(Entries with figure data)

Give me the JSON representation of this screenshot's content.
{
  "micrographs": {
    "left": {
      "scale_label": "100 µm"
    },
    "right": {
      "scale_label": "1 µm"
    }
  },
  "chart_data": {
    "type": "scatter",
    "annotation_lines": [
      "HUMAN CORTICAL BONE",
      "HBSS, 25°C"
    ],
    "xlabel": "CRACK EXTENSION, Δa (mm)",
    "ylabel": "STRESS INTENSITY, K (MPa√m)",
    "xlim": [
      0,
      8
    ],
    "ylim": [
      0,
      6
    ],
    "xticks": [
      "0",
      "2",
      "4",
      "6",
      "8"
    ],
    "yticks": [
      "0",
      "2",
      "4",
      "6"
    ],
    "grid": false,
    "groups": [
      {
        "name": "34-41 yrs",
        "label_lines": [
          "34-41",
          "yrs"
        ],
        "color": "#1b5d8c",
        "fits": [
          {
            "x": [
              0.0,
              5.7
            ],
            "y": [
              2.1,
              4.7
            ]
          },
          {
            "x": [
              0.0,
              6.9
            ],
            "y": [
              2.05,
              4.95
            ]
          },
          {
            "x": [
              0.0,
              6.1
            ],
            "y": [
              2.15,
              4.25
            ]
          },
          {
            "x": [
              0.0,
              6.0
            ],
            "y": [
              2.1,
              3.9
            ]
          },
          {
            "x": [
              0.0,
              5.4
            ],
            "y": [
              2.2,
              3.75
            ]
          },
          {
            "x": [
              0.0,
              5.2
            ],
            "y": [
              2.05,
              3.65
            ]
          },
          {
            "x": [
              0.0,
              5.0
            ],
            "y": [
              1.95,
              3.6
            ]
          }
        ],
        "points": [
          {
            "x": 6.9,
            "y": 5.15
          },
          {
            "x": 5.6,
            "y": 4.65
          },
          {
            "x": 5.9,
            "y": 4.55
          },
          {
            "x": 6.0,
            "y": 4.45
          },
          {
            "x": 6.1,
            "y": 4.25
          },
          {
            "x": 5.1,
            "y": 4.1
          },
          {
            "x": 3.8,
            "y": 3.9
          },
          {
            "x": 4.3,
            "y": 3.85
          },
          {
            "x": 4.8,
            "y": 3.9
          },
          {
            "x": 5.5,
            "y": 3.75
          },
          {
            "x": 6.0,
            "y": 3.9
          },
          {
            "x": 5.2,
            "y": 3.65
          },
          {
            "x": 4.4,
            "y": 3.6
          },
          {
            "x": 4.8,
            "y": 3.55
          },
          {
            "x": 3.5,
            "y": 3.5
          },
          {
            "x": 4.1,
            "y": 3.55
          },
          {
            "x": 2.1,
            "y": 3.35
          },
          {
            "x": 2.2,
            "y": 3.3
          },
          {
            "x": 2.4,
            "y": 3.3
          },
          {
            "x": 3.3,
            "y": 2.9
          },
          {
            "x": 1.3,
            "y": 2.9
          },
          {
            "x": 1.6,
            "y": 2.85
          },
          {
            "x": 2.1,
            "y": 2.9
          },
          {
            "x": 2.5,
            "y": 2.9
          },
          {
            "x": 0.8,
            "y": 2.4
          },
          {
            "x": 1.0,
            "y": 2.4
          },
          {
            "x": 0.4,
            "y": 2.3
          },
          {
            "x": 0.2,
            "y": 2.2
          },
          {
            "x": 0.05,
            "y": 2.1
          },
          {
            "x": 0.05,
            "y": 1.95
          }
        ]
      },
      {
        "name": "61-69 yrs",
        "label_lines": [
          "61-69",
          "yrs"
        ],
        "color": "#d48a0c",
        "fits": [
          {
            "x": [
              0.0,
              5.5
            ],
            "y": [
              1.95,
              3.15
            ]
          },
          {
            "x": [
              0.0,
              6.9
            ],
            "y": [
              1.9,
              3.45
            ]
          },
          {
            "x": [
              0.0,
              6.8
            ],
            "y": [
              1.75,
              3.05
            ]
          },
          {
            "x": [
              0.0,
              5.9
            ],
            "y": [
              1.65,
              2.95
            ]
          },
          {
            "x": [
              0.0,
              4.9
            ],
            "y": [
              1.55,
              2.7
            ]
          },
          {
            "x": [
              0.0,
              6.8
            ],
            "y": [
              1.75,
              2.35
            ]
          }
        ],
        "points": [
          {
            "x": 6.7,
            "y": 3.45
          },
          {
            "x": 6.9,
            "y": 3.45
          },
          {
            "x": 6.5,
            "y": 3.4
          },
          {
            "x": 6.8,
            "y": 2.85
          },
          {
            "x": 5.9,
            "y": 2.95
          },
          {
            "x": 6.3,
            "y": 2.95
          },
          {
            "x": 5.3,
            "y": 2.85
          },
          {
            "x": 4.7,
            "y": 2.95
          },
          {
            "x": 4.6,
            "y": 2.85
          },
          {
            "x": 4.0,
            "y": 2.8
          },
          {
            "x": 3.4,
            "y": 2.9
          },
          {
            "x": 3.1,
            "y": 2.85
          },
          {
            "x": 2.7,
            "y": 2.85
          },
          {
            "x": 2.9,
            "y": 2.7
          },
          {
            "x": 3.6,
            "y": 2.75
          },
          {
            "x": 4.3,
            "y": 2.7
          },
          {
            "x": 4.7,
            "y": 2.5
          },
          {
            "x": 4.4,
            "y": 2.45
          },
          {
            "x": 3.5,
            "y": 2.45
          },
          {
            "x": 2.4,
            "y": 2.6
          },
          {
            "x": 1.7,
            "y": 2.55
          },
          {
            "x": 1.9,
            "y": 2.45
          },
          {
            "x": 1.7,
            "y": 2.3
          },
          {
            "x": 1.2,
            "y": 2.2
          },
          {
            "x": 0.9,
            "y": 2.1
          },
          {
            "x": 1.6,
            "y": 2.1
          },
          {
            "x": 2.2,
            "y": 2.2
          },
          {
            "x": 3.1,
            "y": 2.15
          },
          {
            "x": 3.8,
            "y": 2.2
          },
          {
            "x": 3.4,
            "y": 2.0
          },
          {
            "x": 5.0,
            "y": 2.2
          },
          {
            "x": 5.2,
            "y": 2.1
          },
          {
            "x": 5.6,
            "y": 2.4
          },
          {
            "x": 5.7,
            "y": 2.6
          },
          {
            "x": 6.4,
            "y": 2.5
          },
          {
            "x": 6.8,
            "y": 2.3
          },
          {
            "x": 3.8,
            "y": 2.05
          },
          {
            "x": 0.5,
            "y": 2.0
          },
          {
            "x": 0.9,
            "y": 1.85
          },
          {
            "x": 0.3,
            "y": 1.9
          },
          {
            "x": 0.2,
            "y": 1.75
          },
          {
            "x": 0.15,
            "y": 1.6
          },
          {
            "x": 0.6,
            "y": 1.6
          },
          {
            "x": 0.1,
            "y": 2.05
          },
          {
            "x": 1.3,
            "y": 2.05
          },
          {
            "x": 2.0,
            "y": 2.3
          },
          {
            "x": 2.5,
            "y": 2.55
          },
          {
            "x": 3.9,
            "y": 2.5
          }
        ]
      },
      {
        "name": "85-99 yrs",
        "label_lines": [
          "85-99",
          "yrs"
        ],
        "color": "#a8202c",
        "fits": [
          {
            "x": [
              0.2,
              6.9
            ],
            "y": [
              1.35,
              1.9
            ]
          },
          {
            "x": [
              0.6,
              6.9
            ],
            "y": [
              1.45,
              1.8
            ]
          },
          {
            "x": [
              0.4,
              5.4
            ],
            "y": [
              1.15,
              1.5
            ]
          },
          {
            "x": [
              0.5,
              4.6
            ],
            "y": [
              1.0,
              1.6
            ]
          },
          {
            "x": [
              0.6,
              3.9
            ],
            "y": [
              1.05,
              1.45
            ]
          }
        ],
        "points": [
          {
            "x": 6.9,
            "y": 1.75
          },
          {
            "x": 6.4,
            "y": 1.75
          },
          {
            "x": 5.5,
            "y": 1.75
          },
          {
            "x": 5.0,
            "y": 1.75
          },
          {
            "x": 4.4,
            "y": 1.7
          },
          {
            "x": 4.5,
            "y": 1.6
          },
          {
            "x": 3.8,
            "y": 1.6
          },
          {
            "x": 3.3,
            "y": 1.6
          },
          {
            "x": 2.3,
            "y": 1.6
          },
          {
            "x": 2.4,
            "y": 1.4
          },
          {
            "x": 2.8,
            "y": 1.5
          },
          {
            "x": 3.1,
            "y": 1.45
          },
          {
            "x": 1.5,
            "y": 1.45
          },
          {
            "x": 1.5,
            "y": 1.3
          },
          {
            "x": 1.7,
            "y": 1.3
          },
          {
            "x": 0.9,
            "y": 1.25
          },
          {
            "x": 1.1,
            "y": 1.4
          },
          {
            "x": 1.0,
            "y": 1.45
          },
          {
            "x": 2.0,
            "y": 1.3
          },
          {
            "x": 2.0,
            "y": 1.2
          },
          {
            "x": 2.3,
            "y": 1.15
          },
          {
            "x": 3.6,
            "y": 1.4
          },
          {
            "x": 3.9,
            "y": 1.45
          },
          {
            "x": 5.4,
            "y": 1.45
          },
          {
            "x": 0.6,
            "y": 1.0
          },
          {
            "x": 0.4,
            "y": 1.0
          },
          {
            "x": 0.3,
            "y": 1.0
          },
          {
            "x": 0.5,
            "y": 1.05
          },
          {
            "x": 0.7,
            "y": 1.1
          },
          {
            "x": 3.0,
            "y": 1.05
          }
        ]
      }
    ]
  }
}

Brief
Pick out every line with the string "name" and copy it.

Output below
        "name": "34-41 yrs",
        "name": "61-69 yrs",
        "name": "85-99 yrs",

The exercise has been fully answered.